---- Excerpted data

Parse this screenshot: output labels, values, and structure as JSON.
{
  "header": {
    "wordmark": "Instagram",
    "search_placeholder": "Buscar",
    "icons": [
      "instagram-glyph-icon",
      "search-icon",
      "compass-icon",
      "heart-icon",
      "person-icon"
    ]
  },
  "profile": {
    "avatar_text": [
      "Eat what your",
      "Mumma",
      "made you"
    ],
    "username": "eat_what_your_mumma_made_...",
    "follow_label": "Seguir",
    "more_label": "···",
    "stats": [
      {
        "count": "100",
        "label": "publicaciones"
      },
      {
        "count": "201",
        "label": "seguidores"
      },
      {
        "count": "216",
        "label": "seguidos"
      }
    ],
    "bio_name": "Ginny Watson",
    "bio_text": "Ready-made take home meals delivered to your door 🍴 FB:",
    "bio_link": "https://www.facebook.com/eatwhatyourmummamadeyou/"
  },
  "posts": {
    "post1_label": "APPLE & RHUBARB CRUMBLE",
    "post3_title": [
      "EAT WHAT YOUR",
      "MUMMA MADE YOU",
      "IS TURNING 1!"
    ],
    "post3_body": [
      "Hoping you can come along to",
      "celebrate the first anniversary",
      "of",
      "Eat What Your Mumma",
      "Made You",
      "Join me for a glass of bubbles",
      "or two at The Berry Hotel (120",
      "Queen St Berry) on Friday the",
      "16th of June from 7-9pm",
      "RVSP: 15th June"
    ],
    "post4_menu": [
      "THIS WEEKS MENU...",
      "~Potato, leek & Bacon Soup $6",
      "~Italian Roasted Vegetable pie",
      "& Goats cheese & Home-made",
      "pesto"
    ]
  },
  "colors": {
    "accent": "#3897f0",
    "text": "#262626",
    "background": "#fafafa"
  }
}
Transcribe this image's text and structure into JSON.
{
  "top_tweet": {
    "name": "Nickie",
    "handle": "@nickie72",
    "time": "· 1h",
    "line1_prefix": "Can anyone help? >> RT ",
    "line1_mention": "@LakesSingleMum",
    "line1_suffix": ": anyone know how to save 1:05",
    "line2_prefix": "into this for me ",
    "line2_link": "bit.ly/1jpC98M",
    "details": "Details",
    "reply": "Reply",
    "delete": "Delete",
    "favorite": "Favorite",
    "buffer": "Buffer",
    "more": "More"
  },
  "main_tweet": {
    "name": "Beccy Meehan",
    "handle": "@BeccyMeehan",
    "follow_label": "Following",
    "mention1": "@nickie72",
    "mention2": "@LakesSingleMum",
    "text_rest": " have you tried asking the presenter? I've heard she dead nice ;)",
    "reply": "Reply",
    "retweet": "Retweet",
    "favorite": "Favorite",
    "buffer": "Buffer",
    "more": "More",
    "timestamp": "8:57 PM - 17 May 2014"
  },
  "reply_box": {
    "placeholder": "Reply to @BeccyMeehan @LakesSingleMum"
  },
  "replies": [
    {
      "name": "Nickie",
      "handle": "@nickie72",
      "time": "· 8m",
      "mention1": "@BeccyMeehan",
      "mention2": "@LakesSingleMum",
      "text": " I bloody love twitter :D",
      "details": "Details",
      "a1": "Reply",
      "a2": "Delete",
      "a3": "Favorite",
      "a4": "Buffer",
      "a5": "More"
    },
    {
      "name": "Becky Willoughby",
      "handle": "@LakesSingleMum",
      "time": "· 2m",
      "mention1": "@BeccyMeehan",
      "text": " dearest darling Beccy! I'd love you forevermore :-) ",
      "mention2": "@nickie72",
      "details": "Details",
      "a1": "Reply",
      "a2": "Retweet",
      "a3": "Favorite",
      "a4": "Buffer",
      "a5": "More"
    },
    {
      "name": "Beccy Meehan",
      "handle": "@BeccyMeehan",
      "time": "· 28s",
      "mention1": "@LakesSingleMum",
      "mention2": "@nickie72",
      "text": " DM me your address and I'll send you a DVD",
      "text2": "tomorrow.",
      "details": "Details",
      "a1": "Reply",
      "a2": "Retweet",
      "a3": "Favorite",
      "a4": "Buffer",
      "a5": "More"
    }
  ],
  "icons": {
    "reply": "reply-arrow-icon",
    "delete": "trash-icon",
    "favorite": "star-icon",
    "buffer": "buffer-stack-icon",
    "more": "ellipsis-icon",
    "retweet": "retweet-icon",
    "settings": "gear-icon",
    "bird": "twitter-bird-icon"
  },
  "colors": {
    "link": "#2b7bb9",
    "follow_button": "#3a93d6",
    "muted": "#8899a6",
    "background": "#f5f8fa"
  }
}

--------

> _Short task_
Pull out each line holding the string "LakesSingleMum".

> _Correct response_
    "line1_mention": "@LakesSingleMum",
    "mention2": "@LakesSingleMum",
    "placeholder": "Reply to @BeccyMeehan @LakesSingleMum"
      "mention2": "@LakesSingleMum",
      "handle": "@LakesSingleMum",
      "mention1": "@LakesSingleMum",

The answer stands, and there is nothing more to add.